### Exercício proposto
Transcreva literalmente o trecho do artigo sobre a unidade dos cristãos que começa em "Dos lábios de" e termina em "mundo com Deus.".

==== Bloco de texto ====

Artigo

Wender Vinícius Carvalho de Oliveira

UNIDADE DOS CRISTÃOS: UM LUMINOSO CAMINHO DE CONVERSÃO, CRUZ E ORAÇÃO.

Por Wender Vinícius Carvalho de Oliveira

 

Dos lábios de Nosso Senhor Jesus Cristo recebemos aquele inconfundível mandato confiado a todo que n’Ele crê: ser luz do mundo. Tal ordem, muito frequentemente esquecida, precisa ser reconsiderada com toda a seriedade do dever que ela nos atribui enquanto batizados e batizadas, filhos do mesmo Pai. Essa necessidade se apresenta ainda mais urgente quando, deixando cair as escamas dos nossos olhos e, abrindo-os para contemplar os dias em que vivemos, nos deparamos com um espantoso caos, resultante da fissura da relação do homem com os seus irmãos e, acima de tudo, com o próprio Criador. Todos os cristãos - ainda que de diferentes confissões - recebemos, pela fé, uma única esperança e esta deve ser, neste contexto conturbado, sinal de salvação para os que não creem e caminho para a reconciliação do mundo com Deus.

==== Material fornecido ====

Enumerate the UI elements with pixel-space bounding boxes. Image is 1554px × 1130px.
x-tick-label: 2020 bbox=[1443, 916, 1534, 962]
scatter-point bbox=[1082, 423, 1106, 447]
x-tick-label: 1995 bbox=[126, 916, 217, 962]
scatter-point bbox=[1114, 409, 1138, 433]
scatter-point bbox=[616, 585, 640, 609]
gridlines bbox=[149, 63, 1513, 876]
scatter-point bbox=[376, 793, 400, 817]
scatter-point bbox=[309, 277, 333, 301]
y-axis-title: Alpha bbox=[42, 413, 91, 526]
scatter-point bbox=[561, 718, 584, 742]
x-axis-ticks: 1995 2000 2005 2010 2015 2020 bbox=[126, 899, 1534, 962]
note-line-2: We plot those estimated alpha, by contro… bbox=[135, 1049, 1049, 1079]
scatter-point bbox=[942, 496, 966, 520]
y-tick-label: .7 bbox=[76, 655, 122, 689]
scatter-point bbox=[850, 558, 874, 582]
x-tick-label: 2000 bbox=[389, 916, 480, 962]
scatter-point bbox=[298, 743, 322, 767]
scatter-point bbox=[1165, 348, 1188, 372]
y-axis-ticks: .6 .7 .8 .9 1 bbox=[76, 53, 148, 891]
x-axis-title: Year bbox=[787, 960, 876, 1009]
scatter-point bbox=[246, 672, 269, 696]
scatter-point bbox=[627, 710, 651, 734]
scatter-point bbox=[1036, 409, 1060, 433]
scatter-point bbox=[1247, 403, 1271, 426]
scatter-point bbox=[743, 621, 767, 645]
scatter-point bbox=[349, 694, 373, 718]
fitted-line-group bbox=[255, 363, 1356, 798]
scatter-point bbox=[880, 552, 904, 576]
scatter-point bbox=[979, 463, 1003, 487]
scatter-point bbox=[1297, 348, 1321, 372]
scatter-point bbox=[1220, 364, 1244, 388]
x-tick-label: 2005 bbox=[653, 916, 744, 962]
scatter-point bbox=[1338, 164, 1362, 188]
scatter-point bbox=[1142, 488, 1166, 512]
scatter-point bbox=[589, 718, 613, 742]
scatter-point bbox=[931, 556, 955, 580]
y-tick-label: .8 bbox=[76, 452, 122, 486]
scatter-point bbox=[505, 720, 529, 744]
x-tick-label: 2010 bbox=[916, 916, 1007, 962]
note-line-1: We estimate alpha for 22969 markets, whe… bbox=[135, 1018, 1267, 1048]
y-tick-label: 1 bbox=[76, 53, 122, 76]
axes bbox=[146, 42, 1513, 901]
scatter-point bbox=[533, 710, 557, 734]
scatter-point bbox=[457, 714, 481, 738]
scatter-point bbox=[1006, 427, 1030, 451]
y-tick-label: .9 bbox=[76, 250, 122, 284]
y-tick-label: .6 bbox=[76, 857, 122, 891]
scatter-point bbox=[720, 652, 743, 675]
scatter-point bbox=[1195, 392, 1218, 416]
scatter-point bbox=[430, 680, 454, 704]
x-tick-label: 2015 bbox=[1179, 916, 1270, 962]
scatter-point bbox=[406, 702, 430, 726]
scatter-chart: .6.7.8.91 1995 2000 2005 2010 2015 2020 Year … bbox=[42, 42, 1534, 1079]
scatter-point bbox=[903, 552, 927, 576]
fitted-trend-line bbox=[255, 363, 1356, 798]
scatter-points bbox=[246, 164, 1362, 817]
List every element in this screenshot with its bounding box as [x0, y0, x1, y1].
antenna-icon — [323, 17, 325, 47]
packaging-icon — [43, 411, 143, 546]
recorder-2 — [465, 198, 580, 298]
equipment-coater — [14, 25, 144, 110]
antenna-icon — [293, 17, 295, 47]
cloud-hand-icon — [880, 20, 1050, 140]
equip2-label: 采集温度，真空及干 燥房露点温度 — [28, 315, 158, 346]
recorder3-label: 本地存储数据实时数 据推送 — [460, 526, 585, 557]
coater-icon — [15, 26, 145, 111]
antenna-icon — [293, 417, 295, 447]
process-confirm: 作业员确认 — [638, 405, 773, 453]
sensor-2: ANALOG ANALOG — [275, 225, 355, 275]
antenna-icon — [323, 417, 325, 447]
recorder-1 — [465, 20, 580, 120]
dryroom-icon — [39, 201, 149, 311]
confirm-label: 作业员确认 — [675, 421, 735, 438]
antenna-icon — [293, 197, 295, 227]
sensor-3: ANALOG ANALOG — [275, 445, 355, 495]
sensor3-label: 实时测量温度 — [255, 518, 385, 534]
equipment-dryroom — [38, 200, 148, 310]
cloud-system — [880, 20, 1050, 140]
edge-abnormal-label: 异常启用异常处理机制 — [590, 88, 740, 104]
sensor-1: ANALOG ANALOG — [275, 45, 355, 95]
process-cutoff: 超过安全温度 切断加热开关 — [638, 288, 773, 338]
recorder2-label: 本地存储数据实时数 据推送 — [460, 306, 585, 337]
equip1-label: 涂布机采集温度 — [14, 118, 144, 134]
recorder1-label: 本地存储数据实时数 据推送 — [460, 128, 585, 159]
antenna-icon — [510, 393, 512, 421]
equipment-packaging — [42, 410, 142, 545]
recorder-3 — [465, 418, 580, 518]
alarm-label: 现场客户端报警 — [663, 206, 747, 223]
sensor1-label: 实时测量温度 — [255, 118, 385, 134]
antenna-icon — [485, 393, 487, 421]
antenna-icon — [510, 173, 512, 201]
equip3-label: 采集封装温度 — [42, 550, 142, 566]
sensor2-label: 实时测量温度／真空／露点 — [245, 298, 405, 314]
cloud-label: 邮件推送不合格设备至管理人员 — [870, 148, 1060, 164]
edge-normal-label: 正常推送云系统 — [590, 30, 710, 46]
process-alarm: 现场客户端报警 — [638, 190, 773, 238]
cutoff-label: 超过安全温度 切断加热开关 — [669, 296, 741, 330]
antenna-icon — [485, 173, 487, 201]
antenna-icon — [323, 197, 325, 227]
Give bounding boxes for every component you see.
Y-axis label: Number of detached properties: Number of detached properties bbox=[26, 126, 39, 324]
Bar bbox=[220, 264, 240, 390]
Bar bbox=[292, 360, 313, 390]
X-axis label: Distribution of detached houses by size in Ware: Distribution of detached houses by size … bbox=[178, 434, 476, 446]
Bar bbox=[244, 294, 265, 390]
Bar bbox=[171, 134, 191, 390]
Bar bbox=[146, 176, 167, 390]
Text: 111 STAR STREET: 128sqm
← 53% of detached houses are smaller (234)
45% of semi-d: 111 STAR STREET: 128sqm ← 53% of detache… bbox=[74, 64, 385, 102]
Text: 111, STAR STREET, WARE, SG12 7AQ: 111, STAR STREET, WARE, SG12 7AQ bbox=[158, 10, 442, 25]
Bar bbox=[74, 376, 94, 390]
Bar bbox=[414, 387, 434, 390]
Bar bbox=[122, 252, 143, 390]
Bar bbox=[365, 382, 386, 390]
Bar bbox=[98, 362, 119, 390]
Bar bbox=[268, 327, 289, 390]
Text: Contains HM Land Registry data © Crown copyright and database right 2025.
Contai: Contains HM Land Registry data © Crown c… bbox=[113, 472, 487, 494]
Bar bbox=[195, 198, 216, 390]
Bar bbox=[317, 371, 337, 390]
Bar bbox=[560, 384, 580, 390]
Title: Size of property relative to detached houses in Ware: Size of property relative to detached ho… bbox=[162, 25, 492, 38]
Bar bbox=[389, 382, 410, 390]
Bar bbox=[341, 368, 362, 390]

====

### Resposta completa
Dos lábios de Nosso Senhor Jesus Cristo recebemos aquele inconfundível mandato confiado a todo que n’Ele crê: ser luz do mundo. Tal ordem, muito frequentemente esquecida, precisa ser reconsiderada com toda a seriedade do dever que ela nos atribui enquanto batizados e batizadas, filhos do mesmo Pai. Essa necessidade se apresenta ainda mais urgente quando, deixando cair as escamas dos nossos olhos e, abrindo-os para contemplar os dias em que vivemos, nos deparamos com um espantoso caos, resultante da fissura da relação do homem com os seus irmãos e, acima de tudo, com o próprio Criador. Todos os cristãos - ainda que de diferentes confissões - recebemos, pela fé, uma única esperança e esta deve ser, neste contexto conturbado, sinal de salvação para os que não creem e caminho para a reconciliação do mundo com Deus.